--- DATASET ---

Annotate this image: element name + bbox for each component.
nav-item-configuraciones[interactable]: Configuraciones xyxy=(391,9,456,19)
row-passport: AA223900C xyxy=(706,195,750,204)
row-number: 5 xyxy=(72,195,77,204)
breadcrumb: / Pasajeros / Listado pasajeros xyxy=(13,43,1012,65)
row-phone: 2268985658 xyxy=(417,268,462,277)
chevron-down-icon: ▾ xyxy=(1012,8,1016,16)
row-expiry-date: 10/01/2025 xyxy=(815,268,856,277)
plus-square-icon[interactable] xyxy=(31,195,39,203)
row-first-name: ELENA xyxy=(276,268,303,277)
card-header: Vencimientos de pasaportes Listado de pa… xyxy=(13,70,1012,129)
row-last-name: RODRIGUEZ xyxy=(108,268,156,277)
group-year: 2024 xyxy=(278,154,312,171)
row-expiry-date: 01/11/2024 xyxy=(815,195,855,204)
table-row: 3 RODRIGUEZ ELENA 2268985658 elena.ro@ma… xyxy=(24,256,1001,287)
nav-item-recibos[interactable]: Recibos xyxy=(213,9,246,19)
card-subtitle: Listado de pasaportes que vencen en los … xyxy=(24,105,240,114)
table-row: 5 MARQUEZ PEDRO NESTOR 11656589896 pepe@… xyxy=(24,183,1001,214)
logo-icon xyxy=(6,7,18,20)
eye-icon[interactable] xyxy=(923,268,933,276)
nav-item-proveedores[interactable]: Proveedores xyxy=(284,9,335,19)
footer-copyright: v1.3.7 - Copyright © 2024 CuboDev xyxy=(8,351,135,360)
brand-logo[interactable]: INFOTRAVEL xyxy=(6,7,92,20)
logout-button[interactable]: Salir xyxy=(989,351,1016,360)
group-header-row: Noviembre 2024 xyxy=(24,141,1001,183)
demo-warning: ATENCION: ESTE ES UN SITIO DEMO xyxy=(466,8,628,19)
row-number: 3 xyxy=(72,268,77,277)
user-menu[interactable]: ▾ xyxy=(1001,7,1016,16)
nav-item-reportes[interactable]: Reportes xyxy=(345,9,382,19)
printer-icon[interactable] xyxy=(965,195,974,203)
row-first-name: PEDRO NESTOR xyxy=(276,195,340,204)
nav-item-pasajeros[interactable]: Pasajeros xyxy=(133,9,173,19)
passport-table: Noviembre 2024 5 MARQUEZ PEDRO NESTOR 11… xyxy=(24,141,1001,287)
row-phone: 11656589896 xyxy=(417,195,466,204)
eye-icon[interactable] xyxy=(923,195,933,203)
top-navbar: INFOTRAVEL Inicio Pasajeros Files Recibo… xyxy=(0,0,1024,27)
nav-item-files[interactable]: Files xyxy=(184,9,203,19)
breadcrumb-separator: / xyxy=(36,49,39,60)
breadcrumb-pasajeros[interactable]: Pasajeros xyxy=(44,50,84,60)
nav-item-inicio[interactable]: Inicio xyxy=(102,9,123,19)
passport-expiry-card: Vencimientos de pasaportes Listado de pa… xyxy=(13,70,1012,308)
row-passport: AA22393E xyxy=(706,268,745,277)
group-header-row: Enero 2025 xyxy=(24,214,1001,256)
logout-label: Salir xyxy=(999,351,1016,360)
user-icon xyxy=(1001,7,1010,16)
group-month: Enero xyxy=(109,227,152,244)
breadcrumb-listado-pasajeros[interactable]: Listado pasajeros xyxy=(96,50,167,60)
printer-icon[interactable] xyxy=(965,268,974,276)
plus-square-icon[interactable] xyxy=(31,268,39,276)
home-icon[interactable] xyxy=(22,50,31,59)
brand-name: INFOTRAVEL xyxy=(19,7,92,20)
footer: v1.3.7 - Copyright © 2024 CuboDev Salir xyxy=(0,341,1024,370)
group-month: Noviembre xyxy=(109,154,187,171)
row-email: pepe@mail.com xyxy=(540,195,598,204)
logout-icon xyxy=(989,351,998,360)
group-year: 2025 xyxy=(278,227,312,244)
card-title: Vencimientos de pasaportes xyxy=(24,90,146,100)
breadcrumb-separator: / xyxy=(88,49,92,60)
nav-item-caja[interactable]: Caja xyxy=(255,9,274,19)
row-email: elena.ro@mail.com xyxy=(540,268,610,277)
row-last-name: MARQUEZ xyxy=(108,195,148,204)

---

GOAL OF THE EXERCISE:
Rewrite all of the data above, replacing every "row-expiry-date" with "row-expiration-date" and leaving everything else unchanged.

FULL OUTPUT:
Annotate this image: element name + bbox for each component.
nav-item-configuraciones[interactable]: Configuraciones xyxy=(391,9,456,19)
row-passport: AA223900C xyxy=(706,195,750,204)
row-number: 5 xyxy=(72,195,77,204)
breadcrumb: / Pasajeros / Listado pasajeros xyxy=(13,43,1012,65)
row-phone: 2268985658 xyxy=(417,268,462,277)
chevron-down-icon: ▾ xyxy=(1012,8,1016,16)
row-expiration-date: 10/01/2025 xyxy=(815,268,856,277)
plus-square-icon[interactable] xyxy=(31,195,39,203)
row-first-name: ELENA xyxy=(276,268,303,277)
card-header: Vencimientos de pasaportes Listado de pa… xyxy=(13,70,1012,129)
row-last-name: RODRIGUEZ xyxy=(108,268,156,277)
group-year: 2024 xyxy=(278,154,312,171)
row-expiration-date: 01/11/2024 xyxy=(815,195,855,204)
table-row: 3 RODRIGUEZ ELENA 2268985658 elena.ro@ma… xyxy=(24,256,1001,287)
nav-item-recibos[interactable]: Recibos xyxy=(213,9,246,19)
card-subtitle: Listado de pasaportes que vencen en los … xyxy=(24,105,240,114)
table-row: 5 MARQUEZ PEDRO NESTOR 11656589896 pepe@… xyxy=(24,183,1001,214)
logo-icon xyxy=(6,7,18,20)
eye-icon[interactable] xyxy=(923,268,933,276)
nav-item-proveedores[interactable]: Proveedores xyxy=(284,9,335,19)
footer-copyright: v1.3.7 - Copyright © 2024 CuboDev xyxy=(8,351,135,360)
brand-logo[interactable]: INFOTRAVEL xyxy=(6,7,92,20)
logout-button[interactable]: Salir xyxy=(989,351,1016,360)
group-header-row: Noviembre 2024 xyxy=(24,141,1001,183)
demo-warning: ATENCION: ESTE ES UN SITIO DEMO xyxy=(466,8,628,19)
row-number: 3 xyxy=(72,268,77,277)
user-menu[interactable]: ▾ xyxy=(1001,7,1016,16)
nav-item-reportes[interactable]: Reportes xyxy=(345,9,382,19)
printer-icon[interactable] xyxy=(965,195,974,203)
row-first-name: PEDRO NESTOR xyxy=(276,195,340,204)
nav-item-pasajeros[interactable]: Pasajeros xyxy=(133,9,173,19)
passport-table: Noviembre 2024 5 MARQUEZ PEDRO NESTOR 11… xyxy=(24,141,1001,287)
row-phone: 11656589896 xyxy=(417,195,466,204)
eye-icon[interactable] xyxy=(923,195,933,203)
top-navbar: INFOTRAVEL Inicio Pasajeros Files Recibo… xyxy=(0,0,1024,27)
nav-item-files[interactable]: Files xyxy=(184,9,203,19)
breadcrumb-separator: / xyxy=(36,49,39,60)
breadcrumb-pasajeros[interactable]: Pasajeros xyxy=(44,50,84,60)
nav-item-inicio[interactable]: Inicio xyxy=(102,9,123,19)
passport-expiry-card: Vencimientos de pasaportes Listado de pa… xyxy=(13,70,1012,308)
row-passport: AA22393E xyxy=(706,268,745,277)
group-header-row: Enero 2025 xyxy=(24,214,1001,256)
logout-label: Salir xyxy=(999,351,1016,360)
user-icon xyxy=(1001,7,1010,16)
group-month: Enero xyxy=(109,227,152,244)
breadcrumb-listado-pasajeros[interactable]: Listado pasajeros xyxy=(96,50,167,60)
printer-icon[interactable] xyxy=(965,268,974,276)
plus-square-icon[interactable] xyxy=(31,268,39,276)
home-icon[interactable] xyxy=(22,50,31,59)
brand-name: INFOTRAVEL xyxy=(19,7,92,20)
footer: v1.3.7 - Copyright © 2024 CuboDev Salir xyxy=(0,341,1024,370)
group-month: Noviembre xyxy=(109,154,187,171)
row-email: pepe@mail.com xyxy=(540,195,598,204)
logout-icon xyxy=(989,351,998,360)
group-year: 2025 xyxy=(278,227,312,244)
card-title: Vencimientos de pasaportes xyxy=(24,90,146,100)
breadcrumb-separator: / xyxy=(88,49,92,60)
nav-item-caja[interactable]: Caja xyxy=(255,9,274,19)
row-email: elena.ro@mail.com xyxy=(540,268,610,277)
row-last-name: MARQUEZ xyxy=(108,195,148,204)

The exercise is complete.